# Exercise instructions:
Using the listing below, report all lines holding the word "选项正确".

--- START OF Data shown ---

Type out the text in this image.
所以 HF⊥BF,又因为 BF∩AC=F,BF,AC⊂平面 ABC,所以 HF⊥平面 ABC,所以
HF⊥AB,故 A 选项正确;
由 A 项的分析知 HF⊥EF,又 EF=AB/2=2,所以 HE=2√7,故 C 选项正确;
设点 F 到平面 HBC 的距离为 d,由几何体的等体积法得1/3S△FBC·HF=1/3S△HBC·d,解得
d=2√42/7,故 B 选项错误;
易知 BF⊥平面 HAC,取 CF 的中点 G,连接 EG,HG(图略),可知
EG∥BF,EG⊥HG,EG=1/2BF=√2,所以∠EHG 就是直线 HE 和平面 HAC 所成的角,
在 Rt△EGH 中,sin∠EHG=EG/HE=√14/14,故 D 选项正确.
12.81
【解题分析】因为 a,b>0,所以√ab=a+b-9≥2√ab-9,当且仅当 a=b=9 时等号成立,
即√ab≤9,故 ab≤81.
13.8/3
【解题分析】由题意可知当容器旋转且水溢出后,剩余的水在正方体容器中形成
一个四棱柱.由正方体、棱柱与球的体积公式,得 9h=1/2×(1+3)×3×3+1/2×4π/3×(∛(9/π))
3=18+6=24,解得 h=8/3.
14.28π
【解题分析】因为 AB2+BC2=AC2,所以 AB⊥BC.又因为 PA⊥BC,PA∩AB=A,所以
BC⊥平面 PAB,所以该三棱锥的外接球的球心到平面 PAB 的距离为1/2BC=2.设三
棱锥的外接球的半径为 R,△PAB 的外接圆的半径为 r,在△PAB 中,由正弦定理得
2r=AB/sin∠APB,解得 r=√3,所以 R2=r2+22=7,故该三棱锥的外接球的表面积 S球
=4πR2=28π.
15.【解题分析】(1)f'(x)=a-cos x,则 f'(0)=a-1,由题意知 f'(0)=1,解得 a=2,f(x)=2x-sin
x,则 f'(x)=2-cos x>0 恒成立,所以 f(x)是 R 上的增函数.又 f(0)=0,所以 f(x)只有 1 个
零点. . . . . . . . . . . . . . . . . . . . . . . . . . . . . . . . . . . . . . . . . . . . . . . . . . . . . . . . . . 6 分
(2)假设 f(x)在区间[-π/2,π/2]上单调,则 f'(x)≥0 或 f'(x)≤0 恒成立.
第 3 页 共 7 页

--- END OF Data shown ---
--- START OF Data shown ---

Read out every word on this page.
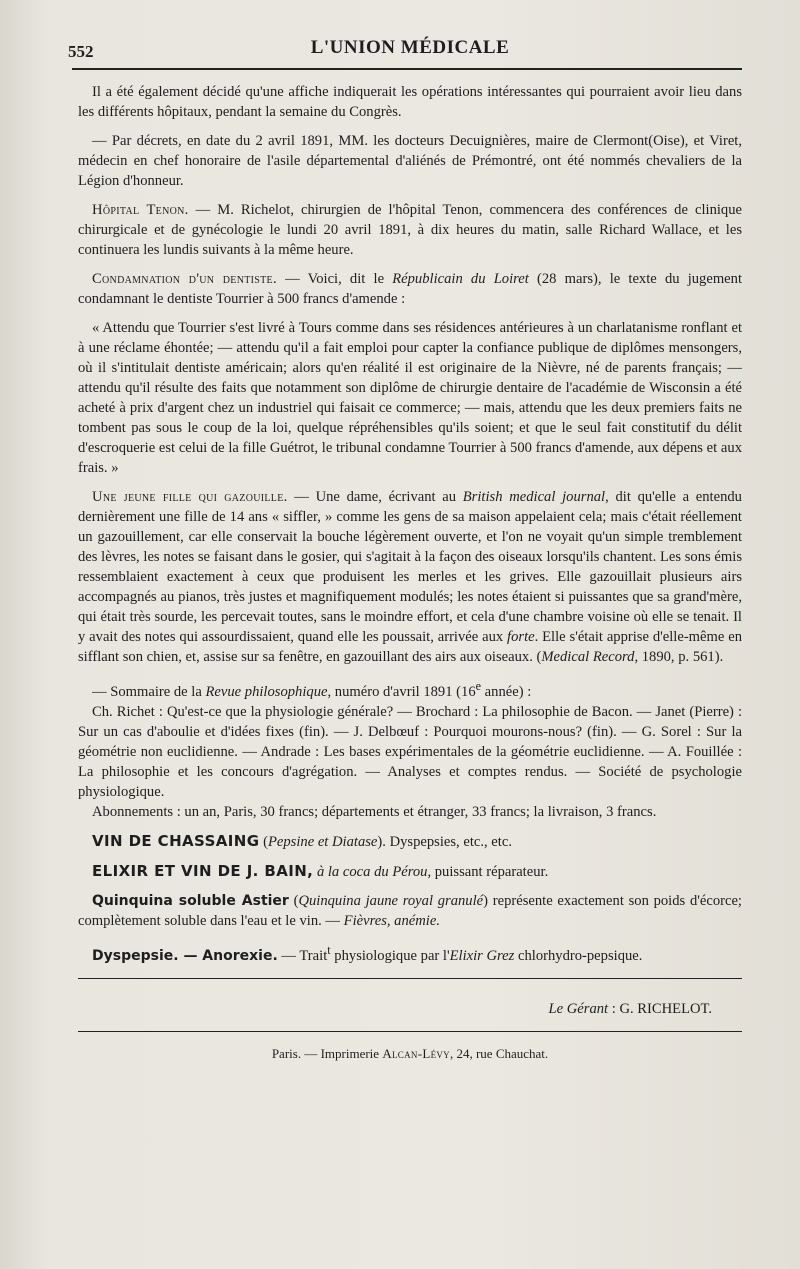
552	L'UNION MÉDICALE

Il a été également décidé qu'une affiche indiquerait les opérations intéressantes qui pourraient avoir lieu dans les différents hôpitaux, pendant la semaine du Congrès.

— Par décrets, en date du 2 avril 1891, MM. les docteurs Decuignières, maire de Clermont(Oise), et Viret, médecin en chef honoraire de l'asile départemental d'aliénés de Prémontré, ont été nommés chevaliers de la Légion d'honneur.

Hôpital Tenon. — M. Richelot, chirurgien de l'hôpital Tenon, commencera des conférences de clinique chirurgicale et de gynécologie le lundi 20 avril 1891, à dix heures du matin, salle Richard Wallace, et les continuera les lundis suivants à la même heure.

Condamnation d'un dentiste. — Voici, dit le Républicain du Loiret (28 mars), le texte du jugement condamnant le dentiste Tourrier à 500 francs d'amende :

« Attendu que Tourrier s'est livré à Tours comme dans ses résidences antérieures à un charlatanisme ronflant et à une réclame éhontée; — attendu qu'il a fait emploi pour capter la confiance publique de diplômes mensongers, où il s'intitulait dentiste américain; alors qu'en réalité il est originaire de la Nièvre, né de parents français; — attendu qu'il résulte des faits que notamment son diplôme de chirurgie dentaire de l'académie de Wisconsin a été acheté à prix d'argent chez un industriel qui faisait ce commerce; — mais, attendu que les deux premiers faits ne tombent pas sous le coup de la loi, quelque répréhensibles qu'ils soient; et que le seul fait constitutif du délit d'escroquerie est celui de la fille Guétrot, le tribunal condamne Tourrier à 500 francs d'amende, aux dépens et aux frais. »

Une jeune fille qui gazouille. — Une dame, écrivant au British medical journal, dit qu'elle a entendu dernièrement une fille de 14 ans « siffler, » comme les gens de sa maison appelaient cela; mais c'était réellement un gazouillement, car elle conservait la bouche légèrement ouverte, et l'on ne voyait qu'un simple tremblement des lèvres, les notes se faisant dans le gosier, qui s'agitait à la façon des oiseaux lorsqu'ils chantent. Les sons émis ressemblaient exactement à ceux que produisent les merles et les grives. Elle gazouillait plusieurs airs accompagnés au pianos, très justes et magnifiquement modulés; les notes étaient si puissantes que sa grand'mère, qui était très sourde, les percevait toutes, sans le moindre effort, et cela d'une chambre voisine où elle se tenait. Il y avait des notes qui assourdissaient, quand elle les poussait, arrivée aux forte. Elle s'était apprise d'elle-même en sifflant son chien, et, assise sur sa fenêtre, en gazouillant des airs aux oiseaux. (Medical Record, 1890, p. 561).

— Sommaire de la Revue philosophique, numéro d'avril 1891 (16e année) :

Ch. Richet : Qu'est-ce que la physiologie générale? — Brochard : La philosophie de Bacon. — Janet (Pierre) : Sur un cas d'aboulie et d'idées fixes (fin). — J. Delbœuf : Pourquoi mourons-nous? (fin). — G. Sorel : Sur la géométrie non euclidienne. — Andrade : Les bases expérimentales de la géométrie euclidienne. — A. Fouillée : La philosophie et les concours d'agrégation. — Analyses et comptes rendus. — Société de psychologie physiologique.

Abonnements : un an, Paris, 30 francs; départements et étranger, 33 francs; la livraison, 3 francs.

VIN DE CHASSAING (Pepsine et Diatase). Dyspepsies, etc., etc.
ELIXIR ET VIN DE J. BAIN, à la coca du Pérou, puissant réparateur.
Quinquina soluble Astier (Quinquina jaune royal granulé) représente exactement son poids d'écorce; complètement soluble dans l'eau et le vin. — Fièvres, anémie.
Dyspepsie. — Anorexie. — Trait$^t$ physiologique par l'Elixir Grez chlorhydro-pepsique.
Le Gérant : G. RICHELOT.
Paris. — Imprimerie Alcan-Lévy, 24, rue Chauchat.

--- END OF Data shown ---

# Exercise result:
HF⊥AB,故 A 选项正确;
由 A 项的分析知 HF⊥EF,又 EF=AB/2=2,所以 HE=2√7,故 C 选项正确;
在 Rt△EGH 中,sin∠EHG=EG/HE=√14/14,故 D 选项正确.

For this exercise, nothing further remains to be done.